**The request**:
List each line of the data in which the string "Number" appears.

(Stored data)

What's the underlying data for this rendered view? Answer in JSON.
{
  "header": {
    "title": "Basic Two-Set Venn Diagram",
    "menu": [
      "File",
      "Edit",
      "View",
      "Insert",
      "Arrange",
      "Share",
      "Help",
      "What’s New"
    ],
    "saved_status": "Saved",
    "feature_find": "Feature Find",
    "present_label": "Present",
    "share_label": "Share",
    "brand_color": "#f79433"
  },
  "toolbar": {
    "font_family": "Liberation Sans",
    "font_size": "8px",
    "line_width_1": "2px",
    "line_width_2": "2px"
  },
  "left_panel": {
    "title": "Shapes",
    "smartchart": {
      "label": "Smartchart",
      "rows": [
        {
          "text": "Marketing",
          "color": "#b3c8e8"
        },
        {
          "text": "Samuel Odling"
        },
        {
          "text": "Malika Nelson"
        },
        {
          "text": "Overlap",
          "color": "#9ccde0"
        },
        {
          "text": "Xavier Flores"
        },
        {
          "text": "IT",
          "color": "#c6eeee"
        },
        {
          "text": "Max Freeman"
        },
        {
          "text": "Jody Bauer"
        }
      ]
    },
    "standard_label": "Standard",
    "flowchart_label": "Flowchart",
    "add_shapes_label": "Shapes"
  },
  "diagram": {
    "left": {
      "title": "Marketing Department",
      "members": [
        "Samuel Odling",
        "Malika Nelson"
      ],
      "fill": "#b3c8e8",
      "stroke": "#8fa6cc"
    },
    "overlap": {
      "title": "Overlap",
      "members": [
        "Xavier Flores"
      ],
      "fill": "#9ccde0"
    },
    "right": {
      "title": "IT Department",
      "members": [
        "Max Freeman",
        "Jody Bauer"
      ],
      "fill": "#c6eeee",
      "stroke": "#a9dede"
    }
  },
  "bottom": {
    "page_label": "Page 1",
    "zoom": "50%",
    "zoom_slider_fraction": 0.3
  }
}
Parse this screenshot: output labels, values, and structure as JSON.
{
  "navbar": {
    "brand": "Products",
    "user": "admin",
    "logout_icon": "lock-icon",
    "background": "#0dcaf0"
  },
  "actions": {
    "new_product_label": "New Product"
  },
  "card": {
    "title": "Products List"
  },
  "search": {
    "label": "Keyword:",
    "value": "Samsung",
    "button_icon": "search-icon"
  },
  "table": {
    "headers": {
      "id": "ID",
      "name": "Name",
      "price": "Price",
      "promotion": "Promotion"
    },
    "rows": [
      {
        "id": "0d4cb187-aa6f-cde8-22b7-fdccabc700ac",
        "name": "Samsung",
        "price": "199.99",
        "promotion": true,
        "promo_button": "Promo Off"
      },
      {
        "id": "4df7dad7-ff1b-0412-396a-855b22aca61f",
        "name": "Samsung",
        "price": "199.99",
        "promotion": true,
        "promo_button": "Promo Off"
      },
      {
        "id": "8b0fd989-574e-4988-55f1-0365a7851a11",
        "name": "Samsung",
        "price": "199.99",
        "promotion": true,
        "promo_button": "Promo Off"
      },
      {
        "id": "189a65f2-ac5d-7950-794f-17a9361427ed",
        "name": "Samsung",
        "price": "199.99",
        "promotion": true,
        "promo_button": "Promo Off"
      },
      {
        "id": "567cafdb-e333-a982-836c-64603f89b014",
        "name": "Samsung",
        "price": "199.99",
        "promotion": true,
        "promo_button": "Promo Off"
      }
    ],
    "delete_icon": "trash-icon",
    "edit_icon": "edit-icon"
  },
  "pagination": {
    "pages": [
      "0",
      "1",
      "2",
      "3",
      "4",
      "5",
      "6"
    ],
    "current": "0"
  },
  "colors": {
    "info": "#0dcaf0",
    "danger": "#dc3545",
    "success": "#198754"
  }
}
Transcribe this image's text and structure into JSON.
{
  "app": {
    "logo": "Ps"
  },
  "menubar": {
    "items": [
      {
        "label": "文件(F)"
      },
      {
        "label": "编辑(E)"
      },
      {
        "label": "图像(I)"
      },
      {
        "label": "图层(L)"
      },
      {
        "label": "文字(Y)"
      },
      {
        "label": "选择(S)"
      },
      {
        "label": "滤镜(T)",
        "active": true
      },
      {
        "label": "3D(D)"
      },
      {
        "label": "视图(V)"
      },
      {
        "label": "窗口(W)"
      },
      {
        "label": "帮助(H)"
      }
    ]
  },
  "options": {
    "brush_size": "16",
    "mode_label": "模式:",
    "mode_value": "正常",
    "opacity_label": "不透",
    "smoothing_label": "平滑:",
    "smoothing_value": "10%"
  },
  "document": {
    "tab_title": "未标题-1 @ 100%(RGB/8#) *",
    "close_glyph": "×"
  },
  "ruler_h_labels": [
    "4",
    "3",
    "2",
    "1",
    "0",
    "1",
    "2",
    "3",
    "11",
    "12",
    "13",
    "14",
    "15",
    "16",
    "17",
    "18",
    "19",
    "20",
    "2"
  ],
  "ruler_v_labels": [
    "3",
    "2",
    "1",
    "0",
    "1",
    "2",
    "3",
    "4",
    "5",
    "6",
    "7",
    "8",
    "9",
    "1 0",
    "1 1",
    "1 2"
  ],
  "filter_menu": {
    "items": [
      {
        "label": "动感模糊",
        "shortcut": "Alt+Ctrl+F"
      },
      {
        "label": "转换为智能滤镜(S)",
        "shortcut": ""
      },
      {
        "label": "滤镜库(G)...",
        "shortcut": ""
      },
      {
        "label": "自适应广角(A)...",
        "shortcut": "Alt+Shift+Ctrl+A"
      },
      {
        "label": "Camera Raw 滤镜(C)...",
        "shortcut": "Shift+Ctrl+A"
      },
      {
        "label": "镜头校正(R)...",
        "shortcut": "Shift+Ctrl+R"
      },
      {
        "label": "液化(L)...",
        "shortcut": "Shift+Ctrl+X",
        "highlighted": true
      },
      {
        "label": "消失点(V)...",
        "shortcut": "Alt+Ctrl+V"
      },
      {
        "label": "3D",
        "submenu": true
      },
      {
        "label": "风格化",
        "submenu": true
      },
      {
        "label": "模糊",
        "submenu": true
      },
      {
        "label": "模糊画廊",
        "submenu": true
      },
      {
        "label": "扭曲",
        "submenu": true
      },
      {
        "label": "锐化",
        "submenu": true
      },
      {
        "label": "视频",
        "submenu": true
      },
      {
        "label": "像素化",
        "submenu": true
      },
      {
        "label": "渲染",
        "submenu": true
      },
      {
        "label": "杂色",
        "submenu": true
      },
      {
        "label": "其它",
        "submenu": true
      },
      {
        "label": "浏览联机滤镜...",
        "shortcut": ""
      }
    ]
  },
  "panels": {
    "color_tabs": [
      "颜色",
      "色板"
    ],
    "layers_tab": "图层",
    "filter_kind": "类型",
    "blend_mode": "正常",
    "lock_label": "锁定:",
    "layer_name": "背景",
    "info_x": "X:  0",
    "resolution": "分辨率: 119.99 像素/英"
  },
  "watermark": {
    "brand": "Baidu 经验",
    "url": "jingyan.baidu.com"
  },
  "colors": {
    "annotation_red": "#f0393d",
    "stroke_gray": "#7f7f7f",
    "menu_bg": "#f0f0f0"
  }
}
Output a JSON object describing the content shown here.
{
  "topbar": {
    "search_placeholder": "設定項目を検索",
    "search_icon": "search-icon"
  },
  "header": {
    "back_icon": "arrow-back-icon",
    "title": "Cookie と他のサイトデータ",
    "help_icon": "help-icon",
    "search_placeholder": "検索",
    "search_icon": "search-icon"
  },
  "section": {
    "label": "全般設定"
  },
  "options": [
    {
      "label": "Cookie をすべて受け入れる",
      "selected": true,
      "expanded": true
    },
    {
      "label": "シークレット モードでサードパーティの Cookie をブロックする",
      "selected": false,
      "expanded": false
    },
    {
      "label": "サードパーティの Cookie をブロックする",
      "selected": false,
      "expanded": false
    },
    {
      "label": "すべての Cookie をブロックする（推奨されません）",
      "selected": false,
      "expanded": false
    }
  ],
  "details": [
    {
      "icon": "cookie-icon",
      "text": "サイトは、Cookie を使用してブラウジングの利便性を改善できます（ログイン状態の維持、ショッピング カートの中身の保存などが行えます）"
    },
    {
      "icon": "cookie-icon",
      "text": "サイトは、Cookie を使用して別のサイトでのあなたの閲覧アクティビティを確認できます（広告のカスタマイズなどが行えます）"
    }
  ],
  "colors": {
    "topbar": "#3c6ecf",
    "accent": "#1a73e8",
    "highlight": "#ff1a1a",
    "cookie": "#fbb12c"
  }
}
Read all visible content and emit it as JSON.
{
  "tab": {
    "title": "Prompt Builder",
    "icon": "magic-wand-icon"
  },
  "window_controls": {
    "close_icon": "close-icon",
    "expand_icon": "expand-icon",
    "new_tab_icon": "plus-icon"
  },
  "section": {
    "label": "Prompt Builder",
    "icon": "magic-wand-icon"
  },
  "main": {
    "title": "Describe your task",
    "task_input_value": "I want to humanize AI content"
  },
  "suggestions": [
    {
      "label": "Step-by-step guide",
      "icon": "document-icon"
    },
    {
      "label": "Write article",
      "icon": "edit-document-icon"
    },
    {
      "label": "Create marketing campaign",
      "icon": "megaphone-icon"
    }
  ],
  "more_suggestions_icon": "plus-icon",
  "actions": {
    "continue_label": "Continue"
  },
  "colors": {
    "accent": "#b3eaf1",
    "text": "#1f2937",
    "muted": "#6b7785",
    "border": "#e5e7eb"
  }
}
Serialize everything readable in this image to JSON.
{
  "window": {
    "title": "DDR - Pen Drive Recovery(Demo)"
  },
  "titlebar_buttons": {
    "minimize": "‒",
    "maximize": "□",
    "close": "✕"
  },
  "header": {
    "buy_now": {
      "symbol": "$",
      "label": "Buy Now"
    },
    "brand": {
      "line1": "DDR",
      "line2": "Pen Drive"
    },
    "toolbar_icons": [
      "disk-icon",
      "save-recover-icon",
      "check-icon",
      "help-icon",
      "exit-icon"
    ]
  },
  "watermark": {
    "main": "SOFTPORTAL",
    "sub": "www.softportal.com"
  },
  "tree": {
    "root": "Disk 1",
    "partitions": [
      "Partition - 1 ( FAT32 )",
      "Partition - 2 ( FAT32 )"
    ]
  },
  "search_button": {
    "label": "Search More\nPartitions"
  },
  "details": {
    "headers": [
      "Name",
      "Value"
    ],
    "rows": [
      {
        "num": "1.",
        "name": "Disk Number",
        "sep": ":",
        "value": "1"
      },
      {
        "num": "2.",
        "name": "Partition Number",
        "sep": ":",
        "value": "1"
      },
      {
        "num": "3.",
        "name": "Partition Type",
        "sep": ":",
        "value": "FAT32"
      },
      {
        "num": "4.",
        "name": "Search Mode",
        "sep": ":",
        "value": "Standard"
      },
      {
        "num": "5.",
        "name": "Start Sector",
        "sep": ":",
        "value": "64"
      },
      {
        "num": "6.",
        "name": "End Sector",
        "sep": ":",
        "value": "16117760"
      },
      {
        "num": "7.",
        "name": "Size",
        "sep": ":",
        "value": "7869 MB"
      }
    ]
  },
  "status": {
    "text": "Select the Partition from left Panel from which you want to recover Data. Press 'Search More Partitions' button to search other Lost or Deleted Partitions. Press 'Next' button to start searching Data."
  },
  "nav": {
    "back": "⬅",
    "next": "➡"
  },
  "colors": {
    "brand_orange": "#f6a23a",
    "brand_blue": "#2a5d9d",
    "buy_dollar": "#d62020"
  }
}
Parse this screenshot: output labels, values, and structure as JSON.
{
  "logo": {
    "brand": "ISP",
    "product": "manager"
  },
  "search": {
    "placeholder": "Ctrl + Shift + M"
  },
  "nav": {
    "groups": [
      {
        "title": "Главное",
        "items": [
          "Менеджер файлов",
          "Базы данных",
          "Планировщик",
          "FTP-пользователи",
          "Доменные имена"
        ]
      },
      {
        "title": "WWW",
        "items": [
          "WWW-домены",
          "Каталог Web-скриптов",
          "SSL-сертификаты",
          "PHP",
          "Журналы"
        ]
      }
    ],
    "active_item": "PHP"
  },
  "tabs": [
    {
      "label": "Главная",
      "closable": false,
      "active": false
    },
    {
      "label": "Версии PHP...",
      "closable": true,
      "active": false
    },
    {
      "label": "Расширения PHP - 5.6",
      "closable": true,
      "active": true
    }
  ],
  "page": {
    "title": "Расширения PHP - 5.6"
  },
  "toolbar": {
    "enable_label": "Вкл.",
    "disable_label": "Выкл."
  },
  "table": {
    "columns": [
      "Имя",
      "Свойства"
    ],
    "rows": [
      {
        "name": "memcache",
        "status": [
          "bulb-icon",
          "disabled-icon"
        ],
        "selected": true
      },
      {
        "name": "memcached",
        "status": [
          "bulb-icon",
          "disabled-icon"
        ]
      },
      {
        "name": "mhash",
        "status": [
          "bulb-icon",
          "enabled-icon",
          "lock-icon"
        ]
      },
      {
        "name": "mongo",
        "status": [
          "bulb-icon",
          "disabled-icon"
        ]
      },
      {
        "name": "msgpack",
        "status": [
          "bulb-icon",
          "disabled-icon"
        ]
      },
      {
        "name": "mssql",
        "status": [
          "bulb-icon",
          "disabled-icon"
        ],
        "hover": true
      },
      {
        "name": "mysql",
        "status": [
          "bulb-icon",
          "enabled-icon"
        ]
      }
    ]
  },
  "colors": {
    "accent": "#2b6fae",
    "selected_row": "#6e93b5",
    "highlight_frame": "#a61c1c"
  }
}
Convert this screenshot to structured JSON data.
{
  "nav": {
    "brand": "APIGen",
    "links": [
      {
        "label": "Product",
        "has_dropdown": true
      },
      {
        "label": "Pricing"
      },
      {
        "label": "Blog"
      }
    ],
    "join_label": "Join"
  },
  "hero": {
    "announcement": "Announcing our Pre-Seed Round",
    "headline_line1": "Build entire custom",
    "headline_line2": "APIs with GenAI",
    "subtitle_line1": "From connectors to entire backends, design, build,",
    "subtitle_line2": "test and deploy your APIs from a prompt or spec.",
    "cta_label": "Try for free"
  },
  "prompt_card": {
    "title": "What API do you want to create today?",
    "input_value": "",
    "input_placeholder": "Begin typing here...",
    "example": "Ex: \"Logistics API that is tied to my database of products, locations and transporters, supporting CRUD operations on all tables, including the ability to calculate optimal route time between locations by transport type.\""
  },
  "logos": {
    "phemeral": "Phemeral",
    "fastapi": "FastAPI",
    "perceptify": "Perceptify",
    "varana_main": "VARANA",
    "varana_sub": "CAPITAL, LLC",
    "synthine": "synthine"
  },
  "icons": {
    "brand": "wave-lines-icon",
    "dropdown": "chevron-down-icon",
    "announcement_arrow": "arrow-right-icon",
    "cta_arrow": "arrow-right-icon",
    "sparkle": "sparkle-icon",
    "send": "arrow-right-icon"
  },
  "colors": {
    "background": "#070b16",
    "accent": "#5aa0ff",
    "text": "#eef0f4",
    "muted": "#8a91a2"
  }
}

**Solution to the problem**:
        "name": "Disk Number",
        "name": "Partition Number",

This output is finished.